Problem requirements -
Copy each line that contains the word "Cassa".
----------------
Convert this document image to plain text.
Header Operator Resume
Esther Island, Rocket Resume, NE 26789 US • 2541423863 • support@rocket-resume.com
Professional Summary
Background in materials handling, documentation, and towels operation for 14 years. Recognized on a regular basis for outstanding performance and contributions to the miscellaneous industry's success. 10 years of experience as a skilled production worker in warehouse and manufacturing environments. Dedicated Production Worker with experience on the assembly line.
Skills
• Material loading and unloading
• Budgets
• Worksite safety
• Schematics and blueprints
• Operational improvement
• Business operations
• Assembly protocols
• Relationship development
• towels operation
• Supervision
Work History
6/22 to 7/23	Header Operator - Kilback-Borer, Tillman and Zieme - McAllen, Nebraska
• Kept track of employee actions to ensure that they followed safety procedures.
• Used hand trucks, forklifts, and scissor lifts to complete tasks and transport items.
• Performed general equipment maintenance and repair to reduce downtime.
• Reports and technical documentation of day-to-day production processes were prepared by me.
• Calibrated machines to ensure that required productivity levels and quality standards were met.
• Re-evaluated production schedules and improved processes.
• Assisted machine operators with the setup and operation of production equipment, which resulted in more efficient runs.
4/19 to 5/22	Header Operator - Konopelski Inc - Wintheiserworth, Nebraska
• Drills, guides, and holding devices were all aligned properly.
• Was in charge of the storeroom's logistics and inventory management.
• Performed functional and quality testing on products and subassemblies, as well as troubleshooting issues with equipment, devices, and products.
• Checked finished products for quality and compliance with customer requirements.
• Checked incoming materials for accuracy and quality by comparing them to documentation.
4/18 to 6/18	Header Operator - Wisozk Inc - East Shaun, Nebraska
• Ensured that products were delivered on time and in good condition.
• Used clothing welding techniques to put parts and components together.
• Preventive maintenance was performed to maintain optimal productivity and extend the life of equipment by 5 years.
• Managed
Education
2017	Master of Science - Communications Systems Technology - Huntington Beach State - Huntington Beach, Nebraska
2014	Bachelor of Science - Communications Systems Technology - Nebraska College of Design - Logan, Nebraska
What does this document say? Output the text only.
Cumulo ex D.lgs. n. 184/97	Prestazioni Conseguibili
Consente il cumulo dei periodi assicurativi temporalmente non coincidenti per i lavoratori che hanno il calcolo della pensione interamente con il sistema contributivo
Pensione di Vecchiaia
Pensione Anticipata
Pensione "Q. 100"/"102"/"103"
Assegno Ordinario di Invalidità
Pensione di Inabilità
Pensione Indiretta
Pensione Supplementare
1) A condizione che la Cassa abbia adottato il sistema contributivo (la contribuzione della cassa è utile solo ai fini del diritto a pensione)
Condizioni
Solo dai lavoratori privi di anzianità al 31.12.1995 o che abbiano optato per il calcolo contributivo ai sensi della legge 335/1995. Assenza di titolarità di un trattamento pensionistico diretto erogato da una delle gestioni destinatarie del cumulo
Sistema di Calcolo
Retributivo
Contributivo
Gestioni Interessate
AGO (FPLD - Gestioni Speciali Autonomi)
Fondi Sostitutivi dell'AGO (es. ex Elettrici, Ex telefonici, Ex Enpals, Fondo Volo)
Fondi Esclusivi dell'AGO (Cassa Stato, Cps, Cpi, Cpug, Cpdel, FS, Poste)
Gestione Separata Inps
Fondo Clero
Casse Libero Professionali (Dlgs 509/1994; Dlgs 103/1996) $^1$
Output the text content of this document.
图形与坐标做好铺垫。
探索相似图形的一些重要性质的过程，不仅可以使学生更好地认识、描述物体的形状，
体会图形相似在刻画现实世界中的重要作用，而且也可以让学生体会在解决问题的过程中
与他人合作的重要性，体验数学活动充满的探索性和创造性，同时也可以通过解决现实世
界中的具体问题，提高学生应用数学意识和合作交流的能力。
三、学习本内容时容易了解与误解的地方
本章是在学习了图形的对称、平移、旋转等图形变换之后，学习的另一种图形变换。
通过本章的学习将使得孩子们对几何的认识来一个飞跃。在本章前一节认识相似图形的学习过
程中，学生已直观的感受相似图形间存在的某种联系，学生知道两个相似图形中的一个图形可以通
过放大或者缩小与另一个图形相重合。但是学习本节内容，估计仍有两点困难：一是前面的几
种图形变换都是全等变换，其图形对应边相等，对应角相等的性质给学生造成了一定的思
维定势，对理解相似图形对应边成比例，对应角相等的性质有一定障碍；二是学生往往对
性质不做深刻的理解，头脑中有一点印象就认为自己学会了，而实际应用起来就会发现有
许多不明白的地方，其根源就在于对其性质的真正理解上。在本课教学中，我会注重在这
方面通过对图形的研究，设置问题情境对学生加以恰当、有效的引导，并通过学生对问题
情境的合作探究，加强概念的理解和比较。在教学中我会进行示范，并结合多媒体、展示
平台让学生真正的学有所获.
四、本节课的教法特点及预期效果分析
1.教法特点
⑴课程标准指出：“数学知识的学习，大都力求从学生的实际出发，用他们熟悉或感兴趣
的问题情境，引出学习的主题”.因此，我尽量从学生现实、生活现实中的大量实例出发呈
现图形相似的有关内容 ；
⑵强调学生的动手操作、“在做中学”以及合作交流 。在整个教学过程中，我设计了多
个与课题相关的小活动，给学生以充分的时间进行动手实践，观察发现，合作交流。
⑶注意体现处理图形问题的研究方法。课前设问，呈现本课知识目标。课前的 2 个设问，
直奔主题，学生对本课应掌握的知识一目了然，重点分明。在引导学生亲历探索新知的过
----------------
Solved problem -
1) A condizione che la Cassa abbia adottato il sistema contributivo (la contribuzione della cassa è utile solo ai fini del diritto a pensione)
Fondi Esclusivi dell'AGO (Cassa Stato, Cps, Cpi, Cpug, Cpdel, FS, Poste)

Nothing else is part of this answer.